** START Records for the exercise **
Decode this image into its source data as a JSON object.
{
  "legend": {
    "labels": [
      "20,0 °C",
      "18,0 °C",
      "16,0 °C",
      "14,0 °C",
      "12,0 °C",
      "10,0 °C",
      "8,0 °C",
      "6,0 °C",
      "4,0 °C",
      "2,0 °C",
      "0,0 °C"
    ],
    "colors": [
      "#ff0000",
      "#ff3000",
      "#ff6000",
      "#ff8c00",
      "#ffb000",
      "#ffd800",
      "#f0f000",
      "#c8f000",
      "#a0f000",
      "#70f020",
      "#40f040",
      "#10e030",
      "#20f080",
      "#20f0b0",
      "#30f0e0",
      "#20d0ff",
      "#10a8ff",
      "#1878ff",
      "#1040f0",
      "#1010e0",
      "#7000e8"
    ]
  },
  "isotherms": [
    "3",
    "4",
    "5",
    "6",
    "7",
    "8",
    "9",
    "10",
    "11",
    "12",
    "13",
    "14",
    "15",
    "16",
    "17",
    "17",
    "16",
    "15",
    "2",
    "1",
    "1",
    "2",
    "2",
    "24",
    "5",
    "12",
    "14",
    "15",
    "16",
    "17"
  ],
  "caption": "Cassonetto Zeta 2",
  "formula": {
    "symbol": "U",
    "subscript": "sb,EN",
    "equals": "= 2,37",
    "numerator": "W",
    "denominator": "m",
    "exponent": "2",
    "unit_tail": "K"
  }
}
** END Records for the exercise **
- **Exercise description**:
Output all preceding records character for character.

- **Solution to this task**:
Decode this image into its source data as a JSON object.
{
  "legend": {
    "labels": [
      "20,0 °C",
      "18,0 °C",
      "16,0 °C",
      "14,0 °C",
      "12,0 °C",
      "10,0 °C",
      "8,0 °C",
      "6,0 °C",
      "4,0 °C",
      "2,0 °C",
      "0,0 °C"
    ],
    "colors": [
      "#ff0000",
      "#ff3000",
      "#ff6000",
      "#ff8c00",
      "#ffb000",
      "#ffd800",
      "#f0f000",
      "#c8f000",
      "#a0f000",
      "#70f020",
      "#40f040",
      "#10e030",
      "#20f080",
      "#20f0b0",
      "#30f0e0",
      "#20d0ff",
      "#10a8ff",
      "#1878ff",
      "#1040f0",
      "#1010e0",
      "#7000e8"
    ]
  },
  "isotherms": [
    "3",
    "4",
    "5",
    "6",
    "7",
    "8",
    "9",
    "10",
    "11",
    "12",
    "13",
    "14",
    "15",
    "16",
    "17",
    "17",
    "16",
    "15",
    "2",
    "1",
    "1",
    "2",
    "2",
    "24",
    "5",
    "12",
    "14",
    "15",
    "16",
    "17"
  ],
  "caption": "Cassonetto Zeta 2",
  "formula": {
    "symbol": "U",
    "subscript": "sb,EN",
    "equals": "= 2,37",
    "numerator": "W",
    "denominator": "m",
    "exponent": "2",
    "unit_tail": "K"
  }
}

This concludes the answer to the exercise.